## SET TASK:
What follows is a listing. Return every line of it exactly.

## RECORDS PROVIDED:
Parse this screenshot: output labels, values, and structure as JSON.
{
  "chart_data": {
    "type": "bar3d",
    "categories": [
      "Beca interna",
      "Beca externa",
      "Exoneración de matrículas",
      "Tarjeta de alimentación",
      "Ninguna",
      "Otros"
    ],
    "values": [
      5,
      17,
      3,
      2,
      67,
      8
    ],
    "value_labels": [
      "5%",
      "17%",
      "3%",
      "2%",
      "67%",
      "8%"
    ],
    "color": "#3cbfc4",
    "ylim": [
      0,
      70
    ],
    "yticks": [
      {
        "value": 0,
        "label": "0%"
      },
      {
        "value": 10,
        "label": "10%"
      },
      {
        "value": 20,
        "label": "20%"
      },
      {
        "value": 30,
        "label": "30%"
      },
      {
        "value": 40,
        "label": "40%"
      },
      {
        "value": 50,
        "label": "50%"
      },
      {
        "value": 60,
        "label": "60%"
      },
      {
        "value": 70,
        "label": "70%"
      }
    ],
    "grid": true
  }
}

## RESPONSE FOR THIS EXERCISE:
Parse this screenshot: output labels, values, and structure as JSON.
{
  "chart_data": {
    "type": "bar3d",
    "categories": [
      "Beca interna",
      "Beca externa",
      "Exoneración de matrículas",
      "Tarjeta de alimentación",
      "Ninguna",
      "Otros"
    ],
    "values": [
      5,
      17,
      3,
      2,
      67,
      8
    ],
    "value_labels": [
      "5%",
      "17%",
      "3%",
      "2%",
      "67%",
      "8%"
    ],
    "color": "#3cbfc4",
    "ylim": [
      0,
      70
    ],
    "yticks": [
      {
        "value": 0,
        "label": "0%"
      },
      {
        "value": 10,
        "label": "10%"
      },
      {
        "value": 20,
        "label": "20%"
      },
      {
        "value": 30,
        "label": "30%"
      },
      {
        "value": 40,
        "label": "40%"
      },
      {
        "value": 50,
        "label": "50%"
      },
      {
        "value": 60,
        "label": "60%"
      },
      {
        "value": 70,
        "label": "70%"
      }
    ],
    "grid": true
  }
}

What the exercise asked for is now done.